TASK ▸ Extract each line from the entries below that has the string "this" in it.

SUPPLIED DATA ▸
* START *

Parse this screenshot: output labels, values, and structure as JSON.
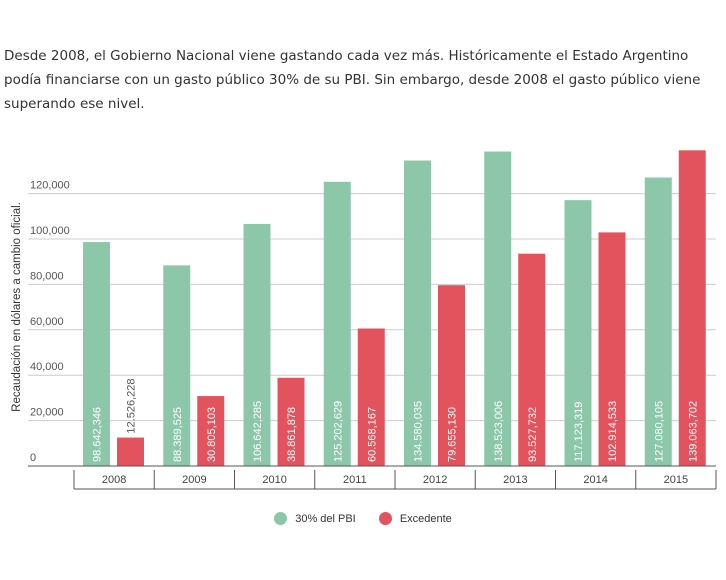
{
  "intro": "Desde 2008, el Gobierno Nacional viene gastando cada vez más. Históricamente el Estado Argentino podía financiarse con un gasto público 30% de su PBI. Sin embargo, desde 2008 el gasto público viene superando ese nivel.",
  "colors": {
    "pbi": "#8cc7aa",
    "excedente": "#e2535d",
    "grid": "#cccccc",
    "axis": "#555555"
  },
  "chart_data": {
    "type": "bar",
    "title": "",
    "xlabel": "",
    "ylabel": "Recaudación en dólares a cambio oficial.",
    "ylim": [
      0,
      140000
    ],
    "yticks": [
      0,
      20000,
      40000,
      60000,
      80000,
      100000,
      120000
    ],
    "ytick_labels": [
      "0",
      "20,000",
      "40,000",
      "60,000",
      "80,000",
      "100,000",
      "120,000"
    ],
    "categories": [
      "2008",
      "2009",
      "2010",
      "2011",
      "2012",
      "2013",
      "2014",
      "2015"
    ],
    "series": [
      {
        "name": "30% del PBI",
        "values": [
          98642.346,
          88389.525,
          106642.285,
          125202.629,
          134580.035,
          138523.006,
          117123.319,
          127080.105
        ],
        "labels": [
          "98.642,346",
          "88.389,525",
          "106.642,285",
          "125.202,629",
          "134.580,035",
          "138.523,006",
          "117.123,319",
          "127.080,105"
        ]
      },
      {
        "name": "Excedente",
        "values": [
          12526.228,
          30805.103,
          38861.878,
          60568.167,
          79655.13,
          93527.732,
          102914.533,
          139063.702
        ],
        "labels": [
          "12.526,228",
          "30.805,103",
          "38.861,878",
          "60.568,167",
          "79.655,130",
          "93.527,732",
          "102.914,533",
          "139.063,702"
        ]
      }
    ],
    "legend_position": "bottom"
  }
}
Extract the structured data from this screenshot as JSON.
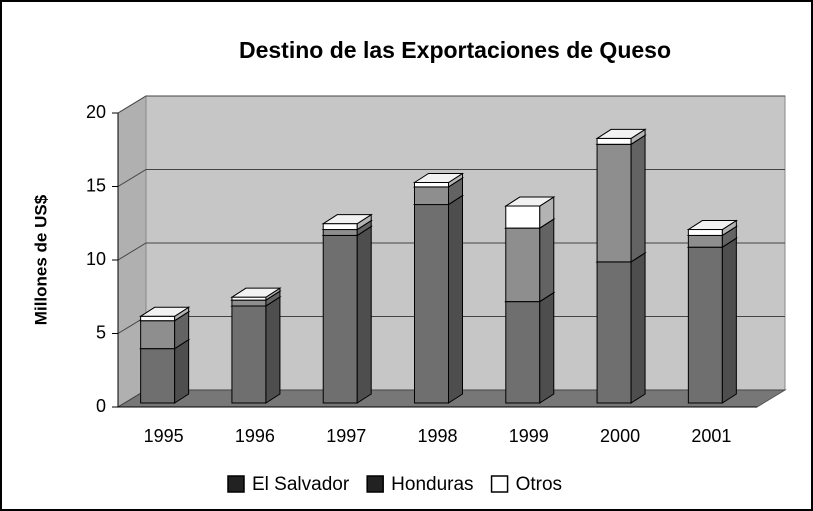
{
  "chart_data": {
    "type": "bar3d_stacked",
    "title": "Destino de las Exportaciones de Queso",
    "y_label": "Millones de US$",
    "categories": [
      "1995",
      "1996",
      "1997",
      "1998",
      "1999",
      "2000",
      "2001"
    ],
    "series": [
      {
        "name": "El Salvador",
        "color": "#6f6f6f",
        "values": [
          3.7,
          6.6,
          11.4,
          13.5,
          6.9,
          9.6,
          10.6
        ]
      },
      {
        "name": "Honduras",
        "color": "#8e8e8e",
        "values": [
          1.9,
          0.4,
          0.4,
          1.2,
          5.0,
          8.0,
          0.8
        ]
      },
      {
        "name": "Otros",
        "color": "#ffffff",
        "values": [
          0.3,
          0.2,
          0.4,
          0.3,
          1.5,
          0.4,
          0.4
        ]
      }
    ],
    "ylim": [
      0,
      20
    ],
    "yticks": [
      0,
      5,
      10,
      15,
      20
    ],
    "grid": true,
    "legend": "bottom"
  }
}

* END *

SOLUTION ▸
Parse this screenshot: output labels, values, and structure as JSON.
Extract the structured data from this screenshot as JSON.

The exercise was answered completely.